What is needed is an exact copy of the entries below, from the line that contains "Transcribe this image's" through the final line, both included, and nothing else.

(A run of records)
┄┄┄┄┄┄┄┄┄┄┄┄┄┄┄┄┄┄┄┄
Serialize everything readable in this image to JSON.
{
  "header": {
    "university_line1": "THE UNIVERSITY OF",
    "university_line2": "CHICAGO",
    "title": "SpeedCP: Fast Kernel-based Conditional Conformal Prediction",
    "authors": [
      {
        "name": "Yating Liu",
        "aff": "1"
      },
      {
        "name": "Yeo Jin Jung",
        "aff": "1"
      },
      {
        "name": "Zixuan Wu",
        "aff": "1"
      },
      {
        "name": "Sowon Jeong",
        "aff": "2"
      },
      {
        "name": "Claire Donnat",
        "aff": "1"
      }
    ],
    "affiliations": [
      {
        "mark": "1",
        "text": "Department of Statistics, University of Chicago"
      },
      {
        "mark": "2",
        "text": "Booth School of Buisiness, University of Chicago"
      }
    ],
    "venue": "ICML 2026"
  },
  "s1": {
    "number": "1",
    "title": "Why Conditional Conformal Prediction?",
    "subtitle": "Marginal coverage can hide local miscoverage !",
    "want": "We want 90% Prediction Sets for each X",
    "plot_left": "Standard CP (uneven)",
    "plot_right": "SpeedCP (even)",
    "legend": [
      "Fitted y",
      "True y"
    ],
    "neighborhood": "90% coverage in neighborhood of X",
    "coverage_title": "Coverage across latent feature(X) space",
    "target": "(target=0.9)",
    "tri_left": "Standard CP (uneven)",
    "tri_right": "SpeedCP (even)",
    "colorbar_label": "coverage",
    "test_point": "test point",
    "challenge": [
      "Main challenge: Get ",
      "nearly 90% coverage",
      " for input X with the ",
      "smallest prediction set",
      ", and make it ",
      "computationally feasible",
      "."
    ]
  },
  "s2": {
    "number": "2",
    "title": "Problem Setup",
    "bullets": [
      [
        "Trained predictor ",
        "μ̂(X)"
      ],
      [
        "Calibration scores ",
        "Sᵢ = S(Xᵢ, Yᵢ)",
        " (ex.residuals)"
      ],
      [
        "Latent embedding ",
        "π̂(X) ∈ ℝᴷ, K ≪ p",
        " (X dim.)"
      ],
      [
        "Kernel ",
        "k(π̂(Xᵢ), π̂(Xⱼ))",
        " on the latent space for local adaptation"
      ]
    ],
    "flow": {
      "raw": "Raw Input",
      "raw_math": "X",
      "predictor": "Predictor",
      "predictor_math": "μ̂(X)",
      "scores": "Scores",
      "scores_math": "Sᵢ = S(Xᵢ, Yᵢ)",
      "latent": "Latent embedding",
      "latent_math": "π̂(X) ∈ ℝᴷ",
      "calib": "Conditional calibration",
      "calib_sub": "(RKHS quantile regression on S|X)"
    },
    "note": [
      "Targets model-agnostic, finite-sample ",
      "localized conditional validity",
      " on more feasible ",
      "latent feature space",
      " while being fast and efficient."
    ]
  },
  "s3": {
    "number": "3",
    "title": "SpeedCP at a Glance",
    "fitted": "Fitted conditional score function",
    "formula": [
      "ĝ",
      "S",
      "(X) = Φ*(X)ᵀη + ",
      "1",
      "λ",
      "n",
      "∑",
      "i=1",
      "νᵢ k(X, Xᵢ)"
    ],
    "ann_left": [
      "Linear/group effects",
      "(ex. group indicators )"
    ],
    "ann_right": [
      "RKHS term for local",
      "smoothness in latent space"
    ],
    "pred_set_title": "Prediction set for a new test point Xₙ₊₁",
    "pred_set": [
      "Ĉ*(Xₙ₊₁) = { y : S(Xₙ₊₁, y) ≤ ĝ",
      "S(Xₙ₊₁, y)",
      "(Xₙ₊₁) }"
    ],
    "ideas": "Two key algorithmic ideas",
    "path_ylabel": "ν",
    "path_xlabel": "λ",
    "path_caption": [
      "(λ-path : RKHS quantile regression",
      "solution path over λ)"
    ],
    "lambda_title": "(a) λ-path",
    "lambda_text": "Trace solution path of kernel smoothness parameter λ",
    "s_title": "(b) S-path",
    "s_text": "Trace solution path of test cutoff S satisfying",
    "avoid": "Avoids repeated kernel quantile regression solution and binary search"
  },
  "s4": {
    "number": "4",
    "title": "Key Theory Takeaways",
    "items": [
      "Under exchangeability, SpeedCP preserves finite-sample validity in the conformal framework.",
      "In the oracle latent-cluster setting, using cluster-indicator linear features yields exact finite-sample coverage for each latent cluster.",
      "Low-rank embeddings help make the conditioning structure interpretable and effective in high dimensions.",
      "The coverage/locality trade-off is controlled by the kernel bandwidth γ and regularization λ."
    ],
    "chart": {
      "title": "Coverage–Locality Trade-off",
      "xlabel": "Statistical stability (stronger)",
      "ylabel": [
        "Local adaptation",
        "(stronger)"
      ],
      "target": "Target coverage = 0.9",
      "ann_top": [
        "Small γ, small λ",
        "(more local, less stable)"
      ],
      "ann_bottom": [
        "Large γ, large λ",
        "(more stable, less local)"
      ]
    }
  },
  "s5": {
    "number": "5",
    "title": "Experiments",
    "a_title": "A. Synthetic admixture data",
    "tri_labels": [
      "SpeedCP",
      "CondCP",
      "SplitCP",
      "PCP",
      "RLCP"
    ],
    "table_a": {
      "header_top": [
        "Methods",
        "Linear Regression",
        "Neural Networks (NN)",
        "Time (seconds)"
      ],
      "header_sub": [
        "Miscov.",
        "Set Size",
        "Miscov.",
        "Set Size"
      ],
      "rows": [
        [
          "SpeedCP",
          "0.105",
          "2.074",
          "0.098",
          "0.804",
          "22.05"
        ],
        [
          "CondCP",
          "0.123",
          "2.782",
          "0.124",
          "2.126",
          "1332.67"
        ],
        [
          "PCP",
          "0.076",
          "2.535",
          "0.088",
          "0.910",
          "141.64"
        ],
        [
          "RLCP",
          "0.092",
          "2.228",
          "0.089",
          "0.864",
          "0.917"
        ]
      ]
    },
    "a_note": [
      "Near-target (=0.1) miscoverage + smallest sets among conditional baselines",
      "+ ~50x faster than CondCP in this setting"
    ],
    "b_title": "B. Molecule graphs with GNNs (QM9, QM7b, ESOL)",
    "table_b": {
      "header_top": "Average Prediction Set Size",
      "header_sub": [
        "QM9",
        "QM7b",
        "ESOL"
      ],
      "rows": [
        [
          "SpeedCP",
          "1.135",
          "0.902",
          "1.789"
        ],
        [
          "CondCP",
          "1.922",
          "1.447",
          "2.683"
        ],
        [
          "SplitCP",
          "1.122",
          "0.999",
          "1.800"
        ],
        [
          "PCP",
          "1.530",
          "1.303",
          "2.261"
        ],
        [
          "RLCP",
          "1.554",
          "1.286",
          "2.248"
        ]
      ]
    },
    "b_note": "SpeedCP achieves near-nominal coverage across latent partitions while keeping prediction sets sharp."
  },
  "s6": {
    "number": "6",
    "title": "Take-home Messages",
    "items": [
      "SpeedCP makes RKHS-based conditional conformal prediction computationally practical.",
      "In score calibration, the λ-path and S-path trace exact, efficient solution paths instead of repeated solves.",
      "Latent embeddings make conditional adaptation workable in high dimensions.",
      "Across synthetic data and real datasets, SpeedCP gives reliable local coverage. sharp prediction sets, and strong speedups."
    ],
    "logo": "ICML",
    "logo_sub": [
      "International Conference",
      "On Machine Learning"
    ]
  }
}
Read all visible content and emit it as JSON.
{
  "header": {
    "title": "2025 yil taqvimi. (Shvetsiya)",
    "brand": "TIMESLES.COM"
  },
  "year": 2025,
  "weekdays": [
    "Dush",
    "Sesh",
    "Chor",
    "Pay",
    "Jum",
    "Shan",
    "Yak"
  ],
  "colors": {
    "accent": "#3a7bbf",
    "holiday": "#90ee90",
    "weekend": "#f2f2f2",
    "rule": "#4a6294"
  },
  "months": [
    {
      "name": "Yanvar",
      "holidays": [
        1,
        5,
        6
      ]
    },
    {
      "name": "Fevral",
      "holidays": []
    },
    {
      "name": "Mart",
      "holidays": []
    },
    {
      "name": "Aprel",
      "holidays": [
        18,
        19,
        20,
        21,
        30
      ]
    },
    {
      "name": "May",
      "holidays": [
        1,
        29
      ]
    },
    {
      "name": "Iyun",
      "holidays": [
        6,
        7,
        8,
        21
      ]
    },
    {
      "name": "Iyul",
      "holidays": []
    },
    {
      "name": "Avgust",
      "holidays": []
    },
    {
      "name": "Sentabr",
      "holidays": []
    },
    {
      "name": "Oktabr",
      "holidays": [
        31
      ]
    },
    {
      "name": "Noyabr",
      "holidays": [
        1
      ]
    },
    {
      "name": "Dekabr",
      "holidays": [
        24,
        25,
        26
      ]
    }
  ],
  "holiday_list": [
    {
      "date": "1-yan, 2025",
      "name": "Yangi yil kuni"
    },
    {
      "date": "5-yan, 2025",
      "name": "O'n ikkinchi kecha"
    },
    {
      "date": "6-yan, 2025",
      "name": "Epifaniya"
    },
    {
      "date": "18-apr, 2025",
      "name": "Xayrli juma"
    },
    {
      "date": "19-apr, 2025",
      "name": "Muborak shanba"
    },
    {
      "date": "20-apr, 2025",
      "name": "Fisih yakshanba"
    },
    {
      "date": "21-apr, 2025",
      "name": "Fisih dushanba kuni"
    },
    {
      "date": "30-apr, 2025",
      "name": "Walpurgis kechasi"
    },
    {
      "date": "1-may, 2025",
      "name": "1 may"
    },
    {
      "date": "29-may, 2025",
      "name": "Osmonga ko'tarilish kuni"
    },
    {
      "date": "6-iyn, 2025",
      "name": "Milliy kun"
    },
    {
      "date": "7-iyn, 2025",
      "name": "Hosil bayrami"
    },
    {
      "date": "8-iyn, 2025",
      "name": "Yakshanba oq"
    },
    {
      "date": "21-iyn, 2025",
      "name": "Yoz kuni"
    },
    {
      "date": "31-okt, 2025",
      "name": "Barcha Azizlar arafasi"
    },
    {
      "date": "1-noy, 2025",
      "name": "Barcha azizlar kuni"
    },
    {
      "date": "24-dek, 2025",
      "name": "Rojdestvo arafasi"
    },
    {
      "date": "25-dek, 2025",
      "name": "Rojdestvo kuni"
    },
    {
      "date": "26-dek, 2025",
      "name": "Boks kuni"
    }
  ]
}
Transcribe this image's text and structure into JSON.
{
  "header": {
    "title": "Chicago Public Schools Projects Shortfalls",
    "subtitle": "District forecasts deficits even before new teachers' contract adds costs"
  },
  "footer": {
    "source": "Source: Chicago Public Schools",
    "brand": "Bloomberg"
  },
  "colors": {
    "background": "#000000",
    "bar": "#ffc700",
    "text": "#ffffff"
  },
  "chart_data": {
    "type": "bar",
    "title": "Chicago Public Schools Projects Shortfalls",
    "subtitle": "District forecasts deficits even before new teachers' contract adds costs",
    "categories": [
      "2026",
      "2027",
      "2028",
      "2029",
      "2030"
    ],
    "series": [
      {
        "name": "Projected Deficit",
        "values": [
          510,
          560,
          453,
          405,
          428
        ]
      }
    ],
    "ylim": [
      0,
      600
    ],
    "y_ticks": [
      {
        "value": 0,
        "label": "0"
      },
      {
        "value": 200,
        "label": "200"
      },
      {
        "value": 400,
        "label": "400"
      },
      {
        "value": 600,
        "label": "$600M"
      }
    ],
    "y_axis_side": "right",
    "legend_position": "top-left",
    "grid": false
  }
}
┄┄┄┄┄┄┄┄┄┄┄┄┄┄┄┄┄┄┄┄
* _Complete output_
Transcribe this image's text and structure into JSON.
{
  "header": {
    "title": "Chicago Public Schools Projects Shortfalls",
    "subtitle": "District forecasts deficits even before new teachers' contract adds costs"
  },
  "footer": {
    "source": "Source: Chicago Public Schools",
    "brand": "Bloomberg"
  },
  "colors": {
    "background": "#000000",
    "bar": "#ffc700",
    "text": "#ffffff"
  },
  "chart_data": {
    "type": "bar",
    "title": "Chicago Public Schools Projects Shortfalls",
    "subtitle": "District forecasts deficits even before new teachers' contract adds costs",
    "categories": [
      "2026",
      "2027",
      "2028",
      "2029",
      "2030"
    ],
    "series": [
      {
        "name": "Projected Deficit",
        "values": [
          510,
          560,
          453,
          405,
          428
        ]
      }
    ],
    "ylim": [
      0,
      600
    ],
    "y_ticks": [
      {
        "value": 0,
        "label": "0"
      },
      {
        "value": 200,
        "label": "200"
      },
      {
        "value": 400,
        "label": "400"
      },
      {
        "value": 600,
        "label": "$600M"
      }
    ],
    "y_axis_side": "right",
    "legend_position": "top-left",
    "grid": false
  }
}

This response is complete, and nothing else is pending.